>> START MATERIAL

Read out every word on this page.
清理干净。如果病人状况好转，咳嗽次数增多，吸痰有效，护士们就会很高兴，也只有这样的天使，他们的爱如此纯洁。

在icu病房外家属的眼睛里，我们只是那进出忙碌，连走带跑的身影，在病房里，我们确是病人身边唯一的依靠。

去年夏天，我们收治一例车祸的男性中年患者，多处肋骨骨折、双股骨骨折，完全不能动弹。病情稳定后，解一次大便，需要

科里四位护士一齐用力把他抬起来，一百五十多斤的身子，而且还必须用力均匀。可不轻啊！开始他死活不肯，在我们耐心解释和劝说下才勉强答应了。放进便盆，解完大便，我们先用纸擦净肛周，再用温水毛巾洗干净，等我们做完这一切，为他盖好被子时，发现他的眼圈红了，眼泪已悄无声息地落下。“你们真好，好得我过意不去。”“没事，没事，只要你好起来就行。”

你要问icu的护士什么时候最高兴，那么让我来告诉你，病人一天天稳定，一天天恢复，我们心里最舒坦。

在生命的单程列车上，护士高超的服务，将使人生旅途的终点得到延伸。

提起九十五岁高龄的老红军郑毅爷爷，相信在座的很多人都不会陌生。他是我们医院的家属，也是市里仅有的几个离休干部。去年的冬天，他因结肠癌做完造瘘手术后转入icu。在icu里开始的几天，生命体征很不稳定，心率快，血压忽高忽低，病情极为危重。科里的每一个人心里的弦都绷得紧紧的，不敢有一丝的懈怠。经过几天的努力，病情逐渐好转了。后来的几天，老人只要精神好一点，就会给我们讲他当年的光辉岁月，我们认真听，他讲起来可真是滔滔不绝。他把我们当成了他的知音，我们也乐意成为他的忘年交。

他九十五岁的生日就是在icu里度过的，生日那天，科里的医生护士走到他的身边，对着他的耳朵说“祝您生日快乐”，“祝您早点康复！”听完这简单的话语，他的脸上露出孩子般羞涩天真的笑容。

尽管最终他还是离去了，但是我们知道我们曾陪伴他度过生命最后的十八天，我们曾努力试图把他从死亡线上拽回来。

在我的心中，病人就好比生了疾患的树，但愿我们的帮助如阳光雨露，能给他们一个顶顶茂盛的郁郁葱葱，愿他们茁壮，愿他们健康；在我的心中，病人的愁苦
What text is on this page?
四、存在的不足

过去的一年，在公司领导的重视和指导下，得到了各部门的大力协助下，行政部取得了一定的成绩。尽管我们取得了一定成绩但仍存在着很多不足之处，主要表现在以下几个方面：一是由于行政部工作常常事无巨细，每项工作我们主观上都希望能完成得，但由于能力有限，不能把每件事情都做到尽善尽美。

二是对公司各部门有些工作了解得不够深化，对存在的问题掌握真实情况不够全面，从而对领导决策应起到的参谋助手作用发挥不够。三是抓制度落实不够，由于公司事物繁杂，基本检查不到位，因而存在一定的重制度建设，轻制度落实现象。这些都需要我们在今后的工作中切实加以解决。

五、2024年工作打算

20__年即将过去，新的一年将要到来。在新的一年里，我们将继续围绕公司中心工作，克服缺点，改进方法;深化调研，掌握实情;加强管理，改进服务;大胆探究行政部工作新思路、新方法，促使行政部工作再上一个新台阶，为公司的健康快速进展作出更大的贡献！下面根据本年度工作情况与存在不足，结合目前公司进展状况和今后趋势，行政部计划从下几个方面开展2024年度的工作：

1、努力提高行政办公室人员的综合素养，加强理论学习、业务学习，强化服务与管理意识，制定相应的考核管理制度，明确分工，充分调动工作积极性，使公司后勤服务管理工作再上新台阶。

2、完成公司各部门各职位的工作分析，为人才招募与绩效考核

>> END MATERIAL

WRITTEN INSTRUCTION:
Return every line exactly.

ANSWER TO THE PROBLEM:
Read out every word on this page.
清理干净。如果病人状况好转，咳嗽次数增多，吸痰有效，护士们就会很高兴，也只有这样的天使，他们的爱如此纯洁。

在icu病房外家属的眼睛里，我们只是那进出忙碌，连走带跑的身影，在病房里，我们确是病人身边唯一的依靠。

去年夏天，我们收治一例车祸的男性中年患者，多处肋骨骨折、双股骨骨折，完全不能动弹。病情稳定后，解一次大便，需要

科里四位护士一齐用力把他抬起来，一百五十多斤的身子，而且还必须用力均匀。可不轻啊！开始他死活不肯，在我们耐心解释和劝说下才勉强答应了。放进便盆，解完大便，我们先用纸擦净肛周，再用温水毛巾洗干净，等我们做完这一切，为他盖好被子时，发现他的眼圈红了，眼泪已悄无声息地落下。“你们真好，好得我过意不去。”“没事，没事，只要你好起来就行。”

你要问icu的护士什么时候最高兴，那么让我来告诉你，病人一天天稳定，一天天恢复，我们心里最舒坦。

在生命的单程列车上，护士高超的服务，将使人生旅途的终点得到延伸。

提起九十五岁高龄的老红军郑毅爷爷，相信在座的很多人都不会陌生。他是我们医院的家属，也是市里仅有的几个离休干部。去年的冬天，他因结肠癌做完造瘘手术后转入icu。在icu里开始的几天，生命体征很不稳定，心率快，血压忽高忽低，病情极为危重。科里的每一个人心里的弦都绷得紧紧的，不敢有一丝的懈怠。经过几天的努力，病情逐渐好转了。后来的几天，老人只要精神好一点，就会给我们讲他当年的光辉岁月，我们认真听，他讲起来可真是滔滔不绝。他把我们当成了他的知音，我们也乐意成为他的忘年交。

他九十五岁的生日就是在icu里度过的，生日那天，科里的医生护士走到他的身边，对着他的耳朵说“祝您生日快乐”，“祝您早点康复！”听完这简单的话语，他的脸上露出孩子般羞涩天真的笑容。

尽管最终他还是离去了，但是我们知道我们曾陪伴他度过生命最后的十八天，我们曾努力试图把他从死亡线上拽回来。

在我的心中，病人就好比生了疾患的树，但愿我们的帮助如阳光雨露，能给他们一个顶顶茂盛的郁郁葱葱，愿他们茁壮，愿他们健康；在我的心中，病人的愁苦
What text is on this page?
四、存在的不足

过去的一年，在公司领导的重视和指导下，得到了各部门的大力协助下，行政部取得了一定的成绩。尽管我们取得了一定成绩但仍存在着很多不足之处，主要表现在以下几个方面：一是由于行政部工作常常事无巨细，每项工作我们主观上都希望能完成得，但由于能力有限，不能把每件事情都做到尽善尽美。

二是对公司各部门有些工作了解得不够深化，对存在的问题掌握真实情况不够全面，从而对领导决策应起到的参谋助手作用发挥不够。三是抓制度落实不够，由于公司事物繁杂，基本检查不到位，因而存在一定的重制度建设，轻制度落实现象。这些都需要我们在今后的工作中切实加以解决。

五、2024年工作打算

20__年即将过去，新的一年将要到来。在新的一年里，我们将继续围绕公司中心工作，克服缺点，改进方法;深化调研，掌握实情;加强管理，改进服务;大胆探究行政部工作新思路、新方法，促使行政部工作再上一个新台阶，为公司的健康快速进展作出更大的贡献！下面根据本年度工作情况与存在不足，结合目前公司进展状况和今后趋势，行政部计划从下几个方面开展2024年度的工作：

1、努力提高行政办公室人员的综合素养，加强理论学习、业务学习，强化服务与管理意识，制定相应的考核管理制度，明确分工，充分调动工作积极性，使公司后勤服务管理工作再上新台阶。

2、完成公司各部门各职位的工作分析，为人才招募与绩效考核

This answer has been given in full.